Stored entries

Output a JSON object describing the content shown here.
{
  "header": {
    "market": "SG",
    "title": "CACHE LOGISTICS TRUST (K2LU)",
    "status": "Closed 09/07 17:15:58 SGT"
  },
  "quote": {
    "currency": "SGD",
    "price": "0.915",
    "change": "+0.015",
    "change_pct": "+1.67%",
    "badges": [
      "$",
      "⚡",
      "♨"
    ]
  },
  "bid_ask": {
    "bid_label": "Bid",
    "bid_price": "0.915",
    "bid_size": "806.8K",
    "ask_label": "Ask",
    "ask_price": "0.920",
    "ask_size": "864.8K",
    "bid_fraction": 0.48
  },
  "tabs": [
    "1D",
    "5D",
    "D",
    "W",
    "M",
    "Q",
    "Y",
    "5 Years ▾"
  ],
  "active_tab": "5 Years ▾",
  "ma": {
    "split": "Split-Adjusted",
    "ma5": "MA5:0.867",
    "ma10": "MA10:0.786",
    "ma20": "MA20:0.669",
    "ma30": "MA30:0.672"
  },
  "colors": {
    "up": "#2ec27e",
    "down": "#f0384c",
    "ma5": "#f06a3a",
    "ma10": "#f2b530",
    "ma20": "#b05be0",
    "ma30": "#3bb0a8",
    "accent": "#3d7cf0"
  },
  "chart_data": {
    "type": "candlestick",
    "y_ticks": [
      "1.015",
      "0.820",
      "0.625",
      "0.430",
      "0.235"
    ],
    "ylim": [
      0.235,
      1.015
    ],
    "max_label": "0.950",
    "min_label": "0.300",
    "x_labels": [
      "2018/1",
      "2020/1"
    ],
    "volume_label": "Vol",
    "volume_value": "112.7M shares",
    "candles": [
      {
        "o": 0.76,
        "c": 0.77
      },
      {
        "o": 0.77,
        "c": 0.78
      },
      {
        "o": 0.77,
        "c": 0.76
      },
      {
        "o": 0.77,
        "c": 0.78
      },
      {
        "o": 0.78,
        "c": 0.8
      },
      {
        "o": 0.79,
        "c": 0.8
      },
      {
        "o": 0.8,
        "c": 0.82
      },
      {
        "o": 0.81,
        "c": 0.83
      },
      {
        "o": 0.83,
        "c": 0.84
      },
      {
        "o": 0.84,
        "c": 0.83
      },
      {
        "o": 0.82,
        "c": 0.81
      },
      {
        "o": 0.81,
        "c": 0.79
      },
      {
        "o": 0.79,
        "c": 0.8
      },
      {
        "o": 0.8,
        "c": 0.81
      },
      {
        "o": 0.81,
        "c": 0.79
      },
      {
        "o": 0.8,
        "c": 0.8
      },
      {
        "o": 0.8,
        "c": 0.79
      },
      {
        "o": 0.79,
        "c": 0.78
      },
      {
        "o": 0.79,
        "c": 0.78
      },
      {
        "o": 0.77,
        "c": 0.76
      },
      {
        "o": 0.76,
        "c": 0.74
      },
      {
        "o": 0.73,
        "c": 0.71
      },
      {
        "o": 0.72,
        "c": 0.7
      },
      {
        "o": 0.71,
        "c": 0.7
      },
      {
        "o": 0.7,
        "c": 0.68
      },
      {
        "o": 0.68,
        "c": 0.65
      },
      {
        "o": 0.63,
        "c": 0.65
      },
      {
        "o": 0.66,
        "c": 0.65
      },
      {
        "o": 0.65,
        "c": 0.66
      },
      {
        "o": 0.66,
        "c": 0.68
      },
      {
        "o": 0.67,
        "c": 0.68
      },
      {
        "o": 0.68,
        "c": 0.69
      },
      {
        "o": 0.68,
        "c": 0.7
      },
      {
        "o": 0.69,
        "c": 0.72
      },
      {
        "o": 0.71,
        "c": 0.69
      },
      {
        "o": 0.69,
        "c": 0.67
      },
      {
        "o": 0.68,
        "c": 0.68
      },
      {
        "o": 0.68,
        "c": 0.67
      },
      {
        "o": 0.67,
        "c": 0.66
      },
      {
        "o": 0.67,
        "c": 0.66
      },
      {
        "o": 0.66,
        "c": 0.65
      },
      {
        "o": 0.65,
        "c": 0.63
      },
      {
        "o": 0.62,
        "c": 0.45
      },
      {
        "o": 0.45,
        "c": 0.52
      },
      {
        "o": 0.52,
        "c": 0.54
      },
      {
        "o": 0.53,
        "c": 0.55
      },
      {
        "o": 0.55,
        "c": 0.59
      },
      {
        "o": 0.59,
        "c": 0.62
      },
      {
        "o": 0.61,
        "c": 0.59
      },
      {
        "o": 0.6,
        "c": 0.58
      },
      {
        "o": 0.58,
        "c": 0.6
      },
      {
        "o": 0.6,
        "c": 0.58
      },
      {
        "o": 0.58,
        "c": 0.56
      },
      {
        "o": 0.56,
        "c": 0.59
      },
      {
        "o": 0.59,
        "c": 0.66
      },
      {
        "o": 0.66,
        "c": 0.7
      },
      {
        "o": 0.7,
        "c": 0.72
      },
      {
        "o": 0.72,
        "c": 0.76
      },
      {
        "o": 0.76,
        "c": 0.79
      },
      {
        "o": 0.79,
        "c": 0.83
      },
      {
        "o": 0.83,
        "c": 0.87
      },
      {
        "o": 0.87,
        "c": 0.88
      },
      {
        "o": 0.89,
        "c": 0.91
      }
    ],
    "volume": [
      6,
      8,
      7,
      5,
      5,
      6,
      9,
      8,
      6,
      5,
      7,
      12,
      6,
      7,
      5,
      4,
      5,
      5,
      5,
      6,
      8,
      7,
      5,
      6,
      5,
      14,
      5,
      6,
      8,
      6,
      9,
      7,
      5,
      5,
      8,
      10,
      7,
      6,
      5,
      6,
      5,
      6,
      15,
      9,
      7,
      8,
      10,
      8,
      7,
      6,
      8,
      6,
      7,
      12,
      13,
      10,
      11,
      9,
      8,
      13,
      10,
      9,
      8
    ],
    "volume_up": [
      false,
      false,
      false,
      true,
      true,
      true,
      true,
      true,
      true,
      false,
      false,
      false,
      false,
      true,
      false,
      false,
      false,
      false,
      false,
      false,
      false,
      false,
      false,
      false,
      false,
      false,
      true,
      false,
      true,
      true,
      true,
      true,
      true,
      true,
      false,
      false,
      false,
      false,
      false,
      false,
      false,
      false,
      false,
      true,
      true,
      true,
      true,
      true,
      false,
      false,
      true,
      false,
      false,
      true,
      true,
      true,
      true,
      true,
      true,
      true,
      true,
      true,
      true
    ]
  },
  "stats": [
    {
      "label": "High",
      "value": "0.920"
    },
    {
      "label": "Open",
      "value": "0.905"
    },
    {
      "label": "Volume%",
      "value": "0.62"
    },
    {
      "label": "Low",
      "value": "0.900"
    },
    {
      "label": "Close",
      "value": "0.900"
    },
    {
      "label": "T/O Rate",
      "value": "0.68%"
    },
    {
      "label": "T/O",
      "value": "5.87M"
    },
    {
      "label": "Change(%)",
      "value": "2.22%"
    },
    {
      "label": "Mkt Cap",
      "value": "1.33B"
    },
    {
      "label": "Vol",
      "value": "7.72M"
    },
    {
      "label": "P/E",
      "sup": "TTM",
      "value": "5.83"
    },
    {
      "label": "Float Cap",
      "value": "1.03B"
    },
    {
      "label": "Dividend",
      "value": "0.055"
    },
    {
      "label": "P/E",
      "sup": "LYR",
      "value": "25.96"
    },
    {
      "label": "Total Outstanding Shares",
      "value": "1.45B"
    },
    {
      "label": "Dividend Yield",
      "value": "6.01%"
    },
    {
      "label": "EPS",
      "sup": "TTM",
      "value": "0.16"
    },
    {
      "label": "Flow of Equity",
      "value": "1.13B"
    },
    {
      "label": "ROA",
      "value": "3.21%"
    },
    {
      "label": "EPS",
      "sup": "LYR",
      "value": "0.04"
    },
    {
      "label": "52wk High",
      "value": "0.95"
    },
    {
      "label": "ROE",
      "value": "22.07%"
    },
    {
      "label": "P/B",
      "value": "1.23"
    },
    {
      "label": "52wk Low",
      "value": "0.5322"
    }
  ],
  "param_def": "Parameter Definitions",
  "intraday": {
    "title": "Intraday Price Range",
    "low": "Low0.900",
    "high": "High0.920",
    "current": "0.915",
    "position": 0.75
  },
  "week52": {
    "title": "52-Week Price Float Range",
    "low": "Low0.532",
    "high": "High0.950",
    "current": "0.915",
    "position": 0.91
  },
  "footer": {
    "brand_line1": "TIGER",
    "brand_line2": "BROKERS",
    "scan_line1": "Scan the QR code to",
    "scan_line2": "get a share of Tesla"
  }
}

- REQUIREMENT: Go through the records and gather the lines that hold "Range".

- FINISHED EXERCISE:
    "title": "Intraday Price Range",
    "title": "52-Week Price Float Range",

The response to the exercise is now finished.